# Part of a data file

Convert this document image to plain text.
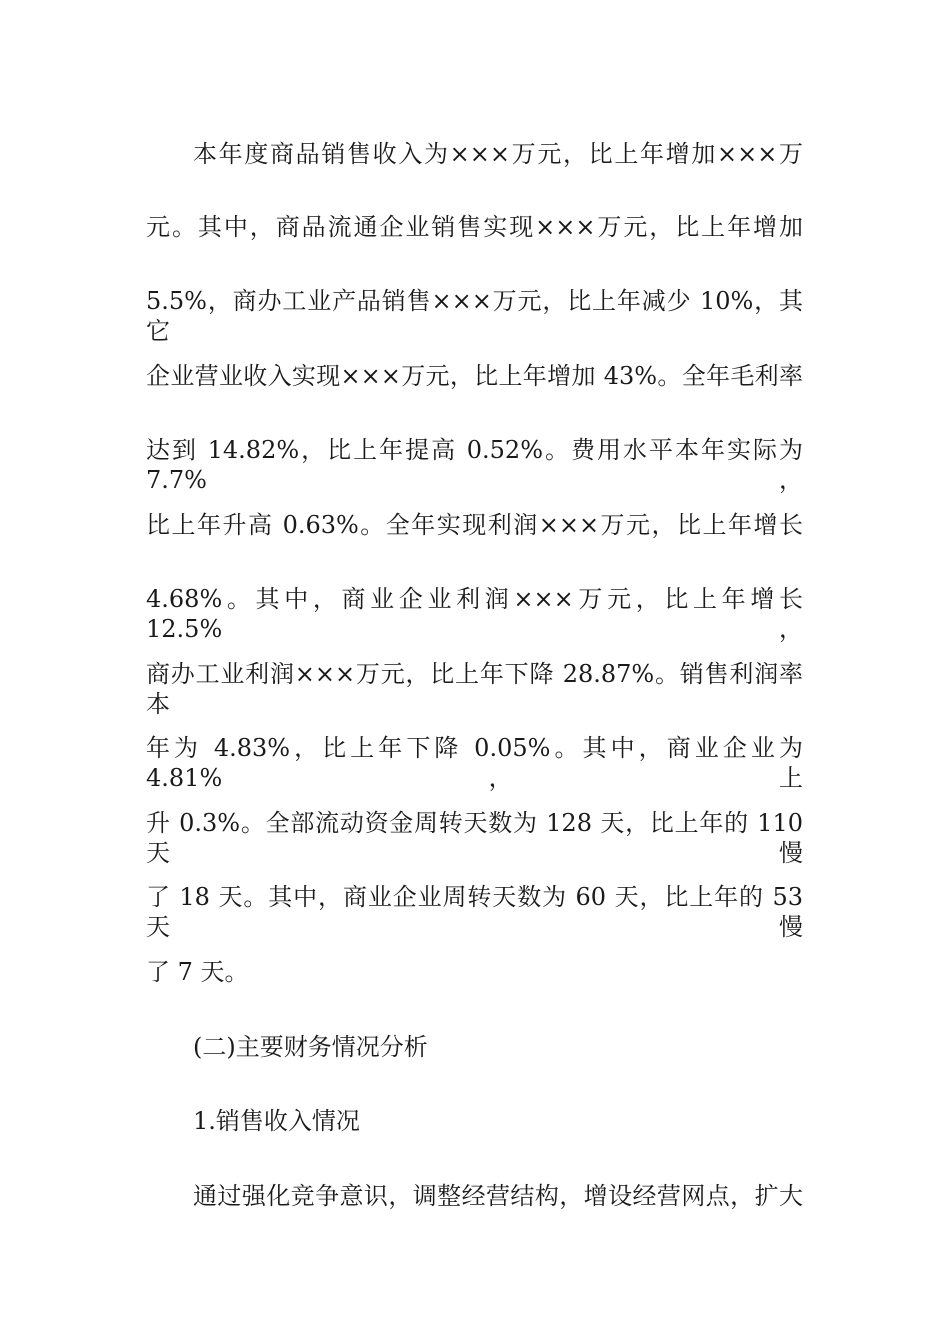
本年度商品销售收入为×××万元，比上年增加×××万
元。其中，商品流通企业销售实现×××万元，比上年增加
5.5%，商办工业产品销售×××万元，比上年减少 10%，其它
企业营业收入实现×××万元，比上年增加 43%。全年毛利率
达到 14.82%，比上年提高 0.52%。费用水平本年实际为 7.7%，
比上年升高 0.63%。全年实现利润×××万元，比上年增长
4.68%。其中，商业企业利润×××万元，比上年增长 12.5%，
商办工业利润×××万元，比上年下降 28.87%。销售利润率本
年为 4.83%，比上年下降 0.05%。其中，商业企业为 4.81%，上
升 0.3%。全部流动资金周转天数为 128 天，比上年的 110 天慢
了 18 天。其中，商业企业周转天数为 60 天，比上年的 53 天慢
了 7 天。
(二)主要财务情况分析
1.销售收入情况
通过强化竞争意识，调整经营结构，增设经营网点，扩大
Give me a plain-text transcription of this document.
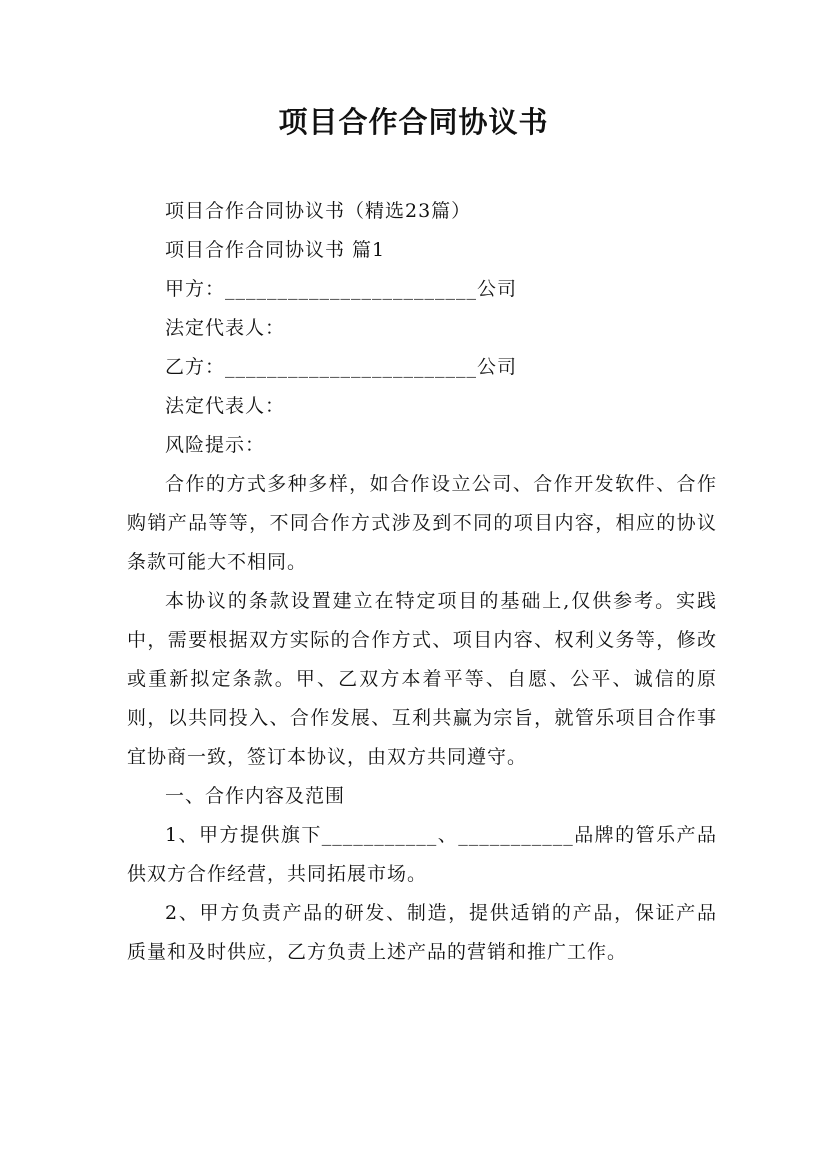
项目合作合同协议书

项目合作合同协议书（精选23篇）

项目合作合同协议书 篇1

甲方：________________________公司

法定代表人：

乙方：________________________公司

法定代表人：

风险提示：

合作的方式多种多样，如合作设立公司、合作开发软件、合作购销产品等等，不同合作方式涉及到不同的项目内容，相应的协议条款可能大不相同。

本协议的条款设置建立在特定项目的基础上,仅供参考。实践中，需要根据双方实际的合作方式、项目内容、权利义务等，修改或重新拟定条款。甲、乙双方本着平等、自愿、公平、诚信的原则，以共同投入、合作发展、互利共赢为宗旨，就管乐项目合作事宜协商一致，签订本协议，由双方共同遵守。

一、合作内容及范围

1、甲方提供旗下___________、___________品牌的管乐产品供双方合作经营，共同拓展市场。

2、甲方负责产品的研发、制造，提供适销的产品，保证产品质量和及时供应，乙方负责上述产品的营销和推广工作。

# Task to carry out
Reproduce every entry word for word, but skip any pictures.

# Worked answer
Convert this document image to plain text.
本年度商品销售收入为×××万元，比上年增加×××万
元。其中，商品流通企业销售实现×××万元，比上年增加
5.5%，商办工业产品销售×××万元，比上年减少 10%，其它
企业营业收入实现×××万元，比上年增加 43%。全年毛利率
达到 14.82%，比上年提高 0.52%。费用水平本年实际为 7.7%，
比上年升高 0.63%。全年实现利润×××万元，比上年增长
4.68%。其中，商业企业利润×××万元，比上年增长 12.5%，
商办工业利润×××万元，比上年下降 28.87%。销售利润率本
年为 4.83%，比上年下降 0.05%。其中，商业企业为 4.81%，上
升 0.3%。全部流动资金周转天数为 128 天，比上年的 110 天慢
了 18 天。其中，商业企业周转天数为 60 天，比上年的 53 天慢
了 7 天。
(二)主要财务情况分析
1.销售收入情况
通过强化竞争意识，调整经营结构，增设经营网点，扩大
Give me a plain-text transcription of this document.
项目合作合同协议书

项目合作合同协议书（精选23篇）

项目合作合同协议书 篇1

甲方：________________________公司

法定代表人：

乙方：________________________公司

法定代表人：

风险提示：

合作的方式多种多样，如合作设立公司、合作开发软件、合作购销产品等等，不同合作方式涉及到不同的项目内容，相应的协议条款可能大不相同。

本协议的条款设置建立在特定项目的基础上,仅供参考。实践中，需要根据双方实际的合作方式、项目内容、权利义务等，修改或重新拟定条款。甲、乙双方本着平等、自愿、公平、诚信的原则，以共同投入、合作发展、互利共赢为宗旨，就管乐项目合作事宜协商一致，签订本协议，由双方共同遵守。

一、合作内容及范围

1、甲方提供旗下___________、___________品牌的管乐产品供双方合作经营，共同拓展市场。

2、甲方负责产品的研发、制造，提供适销的产品，保证产品质量和及时供应，乙方负责上述产品的营销和推广工作。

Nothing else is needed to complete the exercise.